** Dataset entries **

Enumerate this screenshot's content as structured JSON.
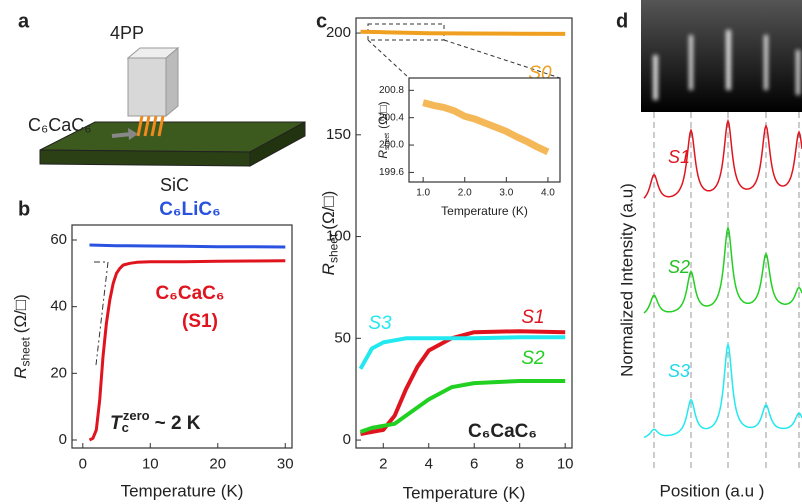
{
  "panel_labels": [
    "a",
    "b",
    "c",
    "d"
  ],
  "panel_a": {
    "probe": "4PP",
    "sample": "C₆CaC₆",
    "substrate": "SiC"
  },
  "chart_data": [
    {
      "type": "line",
      "x_label": "Temperature (K)",
      "y_label": [
        "R",
        "sheet",
        "(Ω/□)"
      ],
      "annotation": [
        "T",
        "c",
        "zero",
        "~ 2 K"
      ],
      "series_note": "(S1)",
      "xlim": [
        -1.6,
        31
      ],
      "ylim": [
        -2.4,
        64.5
      ],
      "xticks": [
        0,
        10,
        20,
        30
      ],
      "yticks": [
        0,
        20,
        40,
        60
      ],
      "series": [
        {
          "name": "C₆LiC₆",
          "color": "#2a52e0",
          "x": [
            1,
            5,
            10,
            15,
            20,
            25,
            30
          ],
          "values": [
            58.5,
            58.3,
            58.2,
            58.1,
            58,
            58,
            57.9
          ]
        },
        {
          "name": "C₆CaC₆",
          "color": "#e0141e",
          "x": [
            1,
            1.5,
            2,
            2.5,
            3,
            3.5,
            4,
            4.5,
            5,
            5.5,
            6,
            7,
            8,
            10,
            15,
            20,
            25,
            30
          ],
          "values": [
            0,
            0.5,
            3,
            12,
            25,
            35,
            42,
            47,
            50,
            51.5,
            52.5,
            53,
            53.3,
            53.5,
            53.5,
            53.6,
            53.7,
            53.8
          ]
        }
      ]
    },
    {
      "type": "line",
      "x_label": "Temperature (K)",
      "y_label": [
        "R",
        "sheet",
        "(Ω/□)"
      ],
      "annotation": "C₆CaC₆",
      "xlim": [
        0.8,
        10.3
      ],
      "ylim": [
        -3.9,
        207.4
      ],
      "xticks": [
        2,
        4,
        6,
        8,
        10
      ],
      "yticks": [
        0,
        50,
        100,
        150,
        200
      ],
      "series": [
        {
          "name": "S0",
          "color": "#f0a020",
          "x": [
            1,
            2,
            4,
            6,
            8,
            10
          ],
          "values": [
            200.6,
            200.4,
            199.9,
            199.8,
            199.7,
            199.6
          ]
        },
        {
          "name": "S1",
          "color": "#e0141e",
          "x": [
            1,
            1.5,
            2,
            2.5,
            3,
            3.5,
            4,
            5,
            6,
            8,
            10
          ],
          "values": [
            3,
            4,
            5,
            12,
            25,
            36,
            44,
            50,
            53,
            53.5,
            53
          ]
        },
        {
          "name": "S2",
          "color": "#22d022",
          "x": [
            1,
            1.5,
            2,
            2.5,
            3,
            3.5,
            4,
            5,
            6,
            8,
            10
          ],
          "values": [
            4,
            6,
            7,
            8,
            12,
            16,
            20,
            26,
            28,
            29,
            29
          ]
        },
        {
          "name": "S3",
          "color": "#22e8f0",
          "x": [
            1,
            1.5,
            2,
            2.5,
            3,
            4,
            6,
            8,
            10
          ],
          "values": [
            35,
            45,
            48,
            49,
            50,
            50,
            50,
            50.5,
            50.5
          ]
        }
      ]
    },
    {
      "type": "line",
      "x_label": "Temperature (K)",
      "y_label": [
        "R",
        "sheet",
        "(Ω/□)"
      ],
      "xlim": [
        0.66,
        4.29
      ],
      "ylim": [
        199.46,
        200.98
      ],
      "xticks": [
        {
          "value": 1,
          "label": "1.0"
        },
        {
          "value": 2,
          "label": "2.0"
        },
        {
          "value": 3,
          "label": "3.0"
        },
        {
          "value": 4,
          "label": "4.0"
        }
      ],
      "yticks": [
        199.6,
        {
          "value": 200,
          "label": "200.0"
        },
        200.4,
        200.8
      ],
      "series": [
        {
          "name": null,
          "color": "#f0a020",
          "x": [
            1,
            1.25,
            1.5,
            1.75,
            2,
            2.25,
            2.5,
            2.75,
            3,
            3.25,
            3.5,
            3.75,
            4
          ],
          "values": [
            200.62,
            200.58,
            200.55,
            200.5,
            200.42,
            200.38,
            200.32,
            200.26,
            200.2,
            200.12,
            200.05,
            199.97,
            199.9
          ]
        }
      ]
    }
  ],
  "panel_d": {
    "y_label": "Normalized Intensity (a.u)",
    "x_label": "Position (a.u )",
    "curves": [
      "S1",
      "S2",
      "S3"
    ]
  }
}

** Work required **
Every line above that contains the word "C₆CaC₆" should be reported.

** Correct output **
    "sample": "C₆CaC₆",
          "name": "C₆CaC₆",
      "annotation": "C₆CaC₆",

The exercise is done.